→ **What you have to do**: Give back the full material, exactly as it reads.
______
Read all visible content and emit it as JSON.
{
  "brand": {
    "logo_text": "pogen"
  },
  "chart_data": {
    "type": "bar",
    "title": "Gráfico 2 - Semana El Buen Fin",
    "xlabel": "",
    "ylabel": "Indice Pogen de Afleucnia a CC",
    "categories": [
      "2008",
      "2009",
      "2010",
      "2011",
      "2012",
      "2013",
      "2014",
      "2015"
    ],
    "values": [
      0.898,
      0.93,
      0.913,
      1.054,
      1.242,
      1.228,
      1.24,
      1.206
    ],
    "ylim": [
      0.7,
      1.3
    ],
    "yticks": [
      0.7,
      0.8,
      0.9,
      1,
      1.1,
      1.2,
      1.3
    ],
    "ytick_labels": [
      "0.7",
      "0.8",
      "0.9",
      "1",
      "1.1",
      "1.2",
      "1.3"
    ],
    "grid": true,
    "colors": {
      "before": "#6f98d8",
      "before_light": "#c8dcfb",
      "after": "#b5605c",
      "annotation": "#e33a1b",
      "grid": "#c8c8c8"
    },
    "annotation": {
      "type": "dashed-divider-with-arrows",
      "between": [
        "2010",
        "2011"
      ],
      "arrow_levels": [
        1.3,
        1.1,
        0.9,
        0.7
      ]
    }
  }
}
______
→ **Exercise solution**:
Read all visible content and emit it as JSON.
{
  "brand": {
    "logo_text": "pogen"
  },
  "chart_data": {
    "type": "bar",
    "title": "Gráfico 2 - Semana El Buen Fin",
    "xlabel": "",
    "ylabel": "Indice Pogen de Afleucnia a CC",
    "categories": [
      "2008",
      "2009",
      "2010",
      "2011",
      "2012",
      "2013",
      "2014",
      "2015"
    ],
    "values": [
      0.898,
      0.93,
      0.913,
      1.054,
      1.242,
      1.228,
      1.24,
      1.206
    ],
    "ylim": [
      0.7,
      1.3
    ],
    "yticks": [
      0.7,
      0.8,
      0.9,
      1,
      1.1,
      1.2,
      1.3
    ],
    "ytick_labels": [
      "0.7",
      "0.8",
      "0.9",
      "1",
      "1.1",
      "1.2",
      "1.3"
    ],
    "grid": true,
    "colors": {
      "before": "#6f98d8",
      "before_light": "#c8dcfb",
      "after": "#b5605c",
      "annotation": "#e33a1b",
      "grid": "#c8c8c8"
    },
    "annotation": {
      "type": "dashed-divider-with-arrows",
      "between": [
        "2010",
        "2011"
      ],
      "arrow_levels": [
        1.3,
        1.1,
        0.9,
        0.7
      ]
    }
  }
}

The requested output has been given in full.